Find all lines in the records that include the word "JSON", and copy them out.

··········

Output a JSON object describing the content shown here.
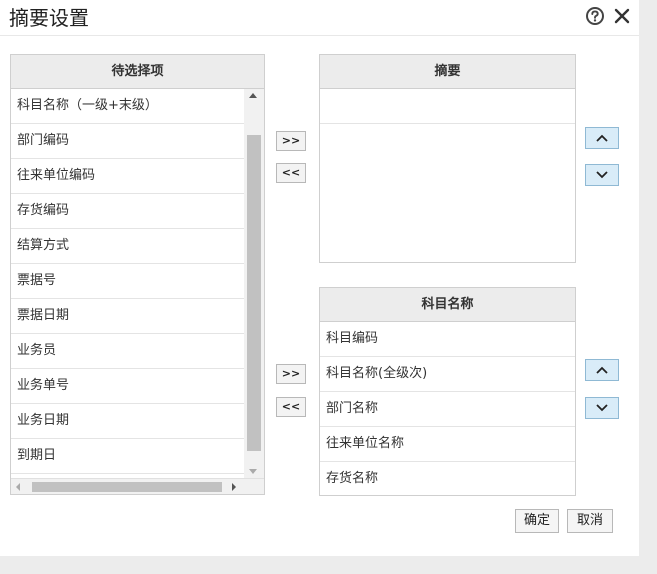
{
  "dialog": {
    "title": "摘要设置",
    "help_icon": "help-icon",
    "close_icon": "close-icon"
  },
  "available": {
    "header": "待选择项",
    "items": [
      {
        "label": "科目名称（一级+末级）"
      },
      {
        "label": "部门编码"
      },
      {
        "label": "往来单位编码"
      },
      {
        "label": "存货编码"
      },
      {
        "label": "结算方式"
      },
      {
        "label": "票据号"
      },
      {
        "label": "票据日期"
      },
      {
        "label": "业务员"
      },
      {
        "label": "业务单号"
      },
      {
        "label": "业务日期"
      },
      {
        "label": "到期日"
      }
    ]
  },
  "summary": {
    "header": "摘要",
    "items": []
  },
  "subject_name": {
    "header": "科目名称",
    "items": [
      {
        "label": "科目编码"
      },
      {
        "label": "科目名称(全级次)"
      },
      {
        "label": "部门名称"
      },
      {
        "label": "往来单位名称"
      },
      {
        "label": "存货名称"
      }
    ]
  },
  "transfer": {
    "add_label": ">>",
    "remove_label": "<<"
  },
  "footer": {
    "ok_label": "确定",
    "cancel_label": "取消"
  },
  "colors": {
    "accent_button_bg": "#d9ecf8",
    "accent_button_border": "#8fb9d4",
    "header_bg": "#ececec"
  }
}
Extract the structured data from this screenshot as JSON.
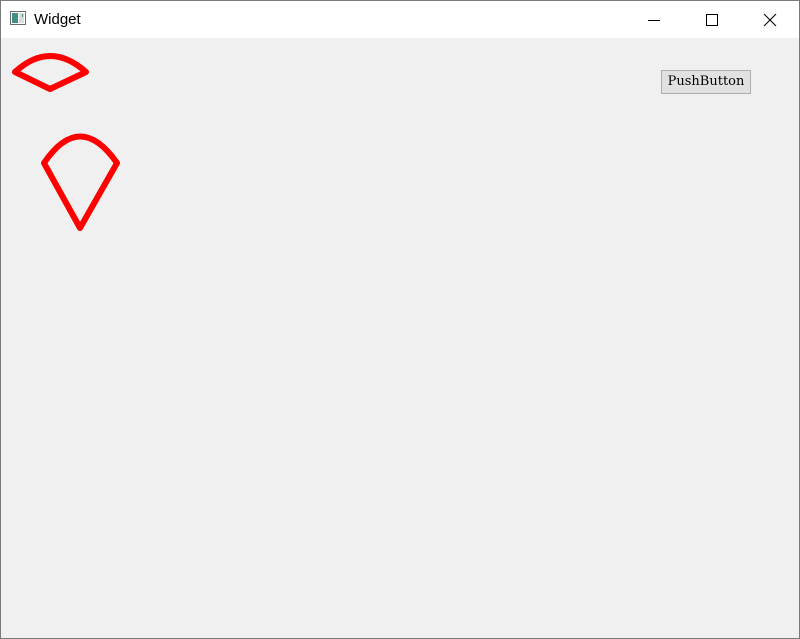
{
  "window": {
    "title": "Widget",
    "app_icon": "app-window-icon",
    "controls": {
      "minimize_icon": "minimize-icon",
      "maximize_icon": "maximize-icon",
      "close_icon": "close-icon"
    }
  },
  "content": {
    "push_button_label": "PushButton",
    "stroke_color": "#ff0000"
  },
  "colors": {
    "titlebar": "#ffffff",
    "client": "#f0f0f0",
    "button_face": "#e1e1e1",
    "button_border": "#adadad"
  }
}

··········

Task solution >>
Output a JSON object describing the content shown here.
Extract the structured data from this screenshot as JSON.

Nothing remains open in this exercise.